• [SUPPLIED MATERIAL]
━━━━━━━━━━━━━━━━━━━━━━━━━━━━━━

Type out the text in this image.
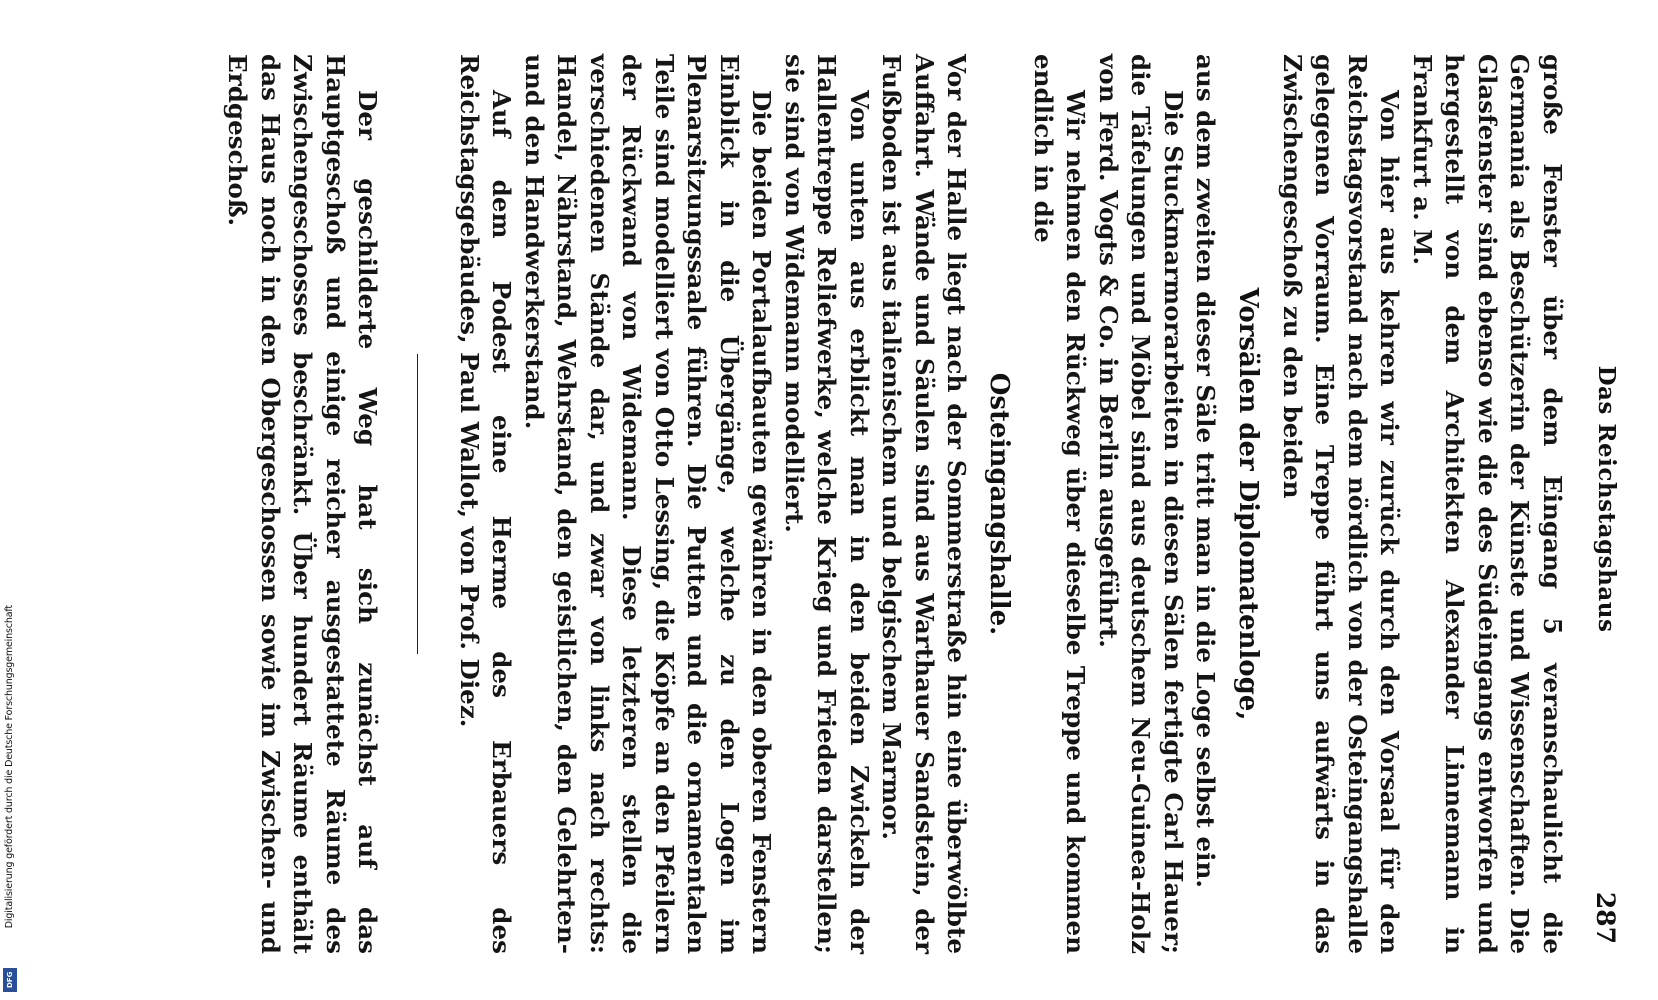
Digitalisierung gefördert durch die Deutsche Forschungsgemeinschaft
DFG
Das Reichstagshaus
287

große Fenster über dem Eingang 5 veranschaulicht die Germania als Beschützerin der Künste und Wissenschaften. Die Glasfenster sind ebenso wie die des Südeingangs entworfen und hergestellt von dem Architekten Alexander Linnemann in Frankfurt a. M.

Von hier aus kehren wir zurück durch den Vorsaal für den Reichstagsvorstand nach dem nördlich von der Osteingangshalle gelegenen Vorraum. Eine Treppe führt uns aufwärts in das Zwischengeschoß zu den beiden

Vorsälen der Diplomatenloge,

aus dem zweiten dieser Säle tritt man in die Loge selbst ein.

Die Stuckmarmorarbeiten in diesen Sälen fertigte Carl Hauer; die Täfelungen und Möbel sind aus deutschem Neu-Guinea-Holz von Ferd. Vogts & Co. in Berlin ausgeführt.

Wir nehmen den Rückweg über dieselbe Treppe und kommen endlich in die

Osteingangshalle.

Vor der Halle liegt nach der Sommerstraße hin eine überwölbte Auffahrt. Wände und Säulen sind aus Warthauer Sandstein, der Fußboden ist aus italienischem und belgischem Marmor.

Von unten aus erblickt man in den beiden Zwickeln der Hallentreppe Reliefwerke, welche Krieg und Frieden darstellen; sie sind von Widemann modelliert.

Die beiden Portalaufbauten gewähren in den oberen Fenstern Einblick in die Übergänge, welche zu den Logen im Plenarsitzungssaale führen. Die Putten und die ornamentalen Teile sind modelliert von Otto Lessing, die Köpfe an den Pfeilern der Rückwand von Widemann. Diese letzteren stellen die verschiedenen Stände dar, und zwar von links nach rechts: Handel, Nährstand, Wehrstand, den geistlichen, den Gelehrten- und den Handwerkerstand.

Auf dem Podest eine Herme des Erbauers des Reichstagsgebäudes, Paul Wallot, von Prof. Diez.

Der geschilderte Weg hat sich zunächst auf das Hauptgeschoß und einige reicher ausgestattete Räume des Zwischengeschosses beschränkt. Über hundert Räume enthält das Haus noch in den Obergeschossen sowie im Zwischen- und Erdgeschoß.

━━━━━━━━━━━━━━━━━━━━━━━━━━━━━━

• [WHAT THE TASK REQUIRES]
Find the word "nach" and list each line it appears in.

• [TASK RESPONSE]
Von hier aus kehren wir zurück durch den Vorsaal für den Reichstagsvorstand nach dem nördlich von der Osteingangshalle gelegenen Vorraum. Eine Treppe führt uns aufwärts in das Zwischengeschoß zu den beiden
Vor der Halle liegt nach der Sommerstraße hin eine überwölbte Auffahrt. Wände und Säulen sind aus Warthauer Sandstein, der Fußboden ist aus italienischem und belgischem Marmor.
Die beiden Portalaufbauten gewähren in den oberen Fenstern Einblick in die Übergänge, welche zu den Logen im Plenarsitzungssaale führen. Die Putten und die ornamentalen Teile sind modelliert von Otto Lessing, die Köpfe an den Pfeilern der Rückwand von Widemann. Diese letzteren stellen die verschiedenen Stände dar, und zwar von links nach rechts: Handel, Nährstand, Wehrstand, den geistlichen, den Gelehrten- und den Handwerkerstand.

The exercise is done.